╔══

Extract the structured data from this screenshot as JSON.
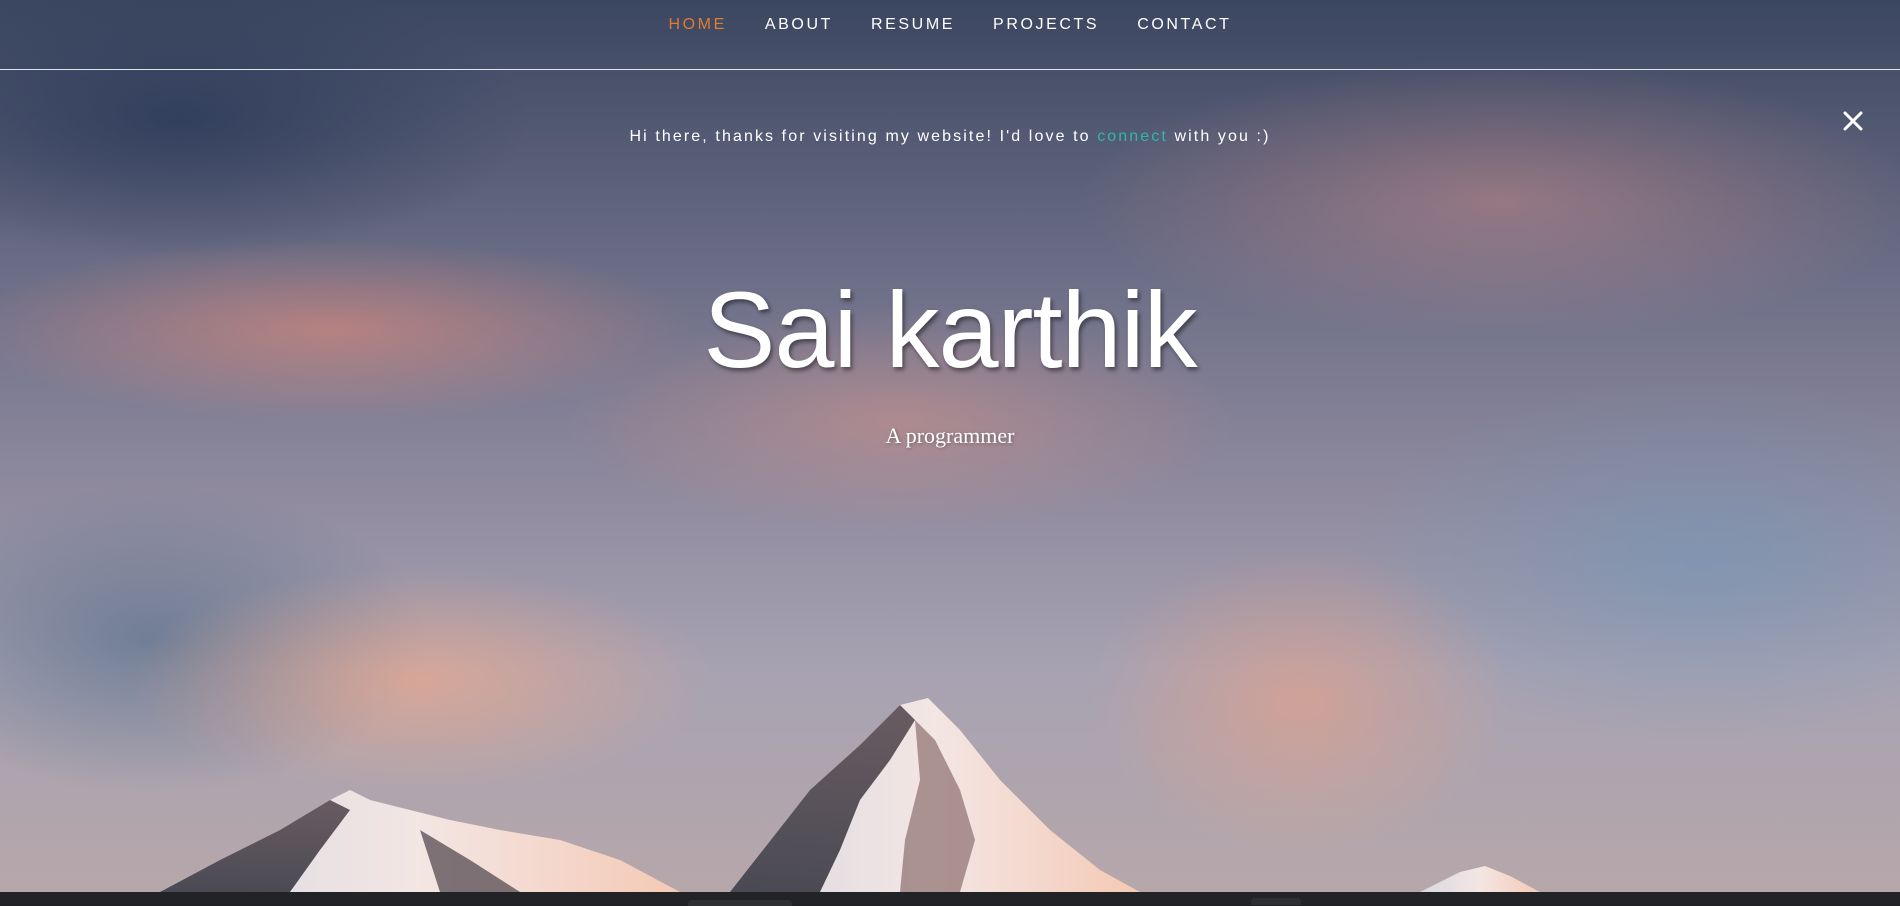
{
  "nav": {
    "items": [
      {
        "label": "HOME"
      },
      {
        "label": "ABOUT"
      },
      {
        "label": "RESUME"
      },
      {
        "label": "PROJECTS"
      },
      {
        "label": "CONTACT"
      }
    ],
    "active_index": 0
  },
  "banner": {
    "text_before": "Hi there, thanks for visiting my website! I'd love to ",
    "link_text": "connect",
    "text_after": " with you :)",
    "close_icon": "close-icon"
  },
  "hero": {
    "name": "Sai karthik",
    "tagline": "A programmer",
    "background": "mountain-sunset-image"
  },
  "colors": {
    "nav_active": "#e07c32",
    "nav_text": "#ffffff",
    "link": "#31b6a9",
    "page_bottom": "#222326"
  }
}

╚══

Without including any picture, repeat the data exactly.

*WORKED SOLUTION*
Extract the structured data from this screenshot as JSON.
{
  "nav": {
    "items": [
      {
        "label": "HOME"
      },
      {
        "label": "ABOUT"
      },
      {
        "label": "RESUME"
      },
      {
        "label": "PROJECTS"
      },
      {
        "label": "CONTACT"
      }
    ],
    "active_index": 0
  },
  "banner": {
    "text_before": "Hi there, thanks for visiting my website! I'd love to ",
    "link_text": "connect",
    "text_after": " with you :)",
    "close_icon": "close-icon"
  },
  "hero": {
    "name": "Sai karthik",
    "tagline": "A programmer",
    "background": "mountain-sunset-image"
  },
  "colors": {
    "nav_active": "#e07c32",
    "nav_text": "#ffffff",
    "link": "#31b6a9",
    "page_bottom": "#222326"
  }
}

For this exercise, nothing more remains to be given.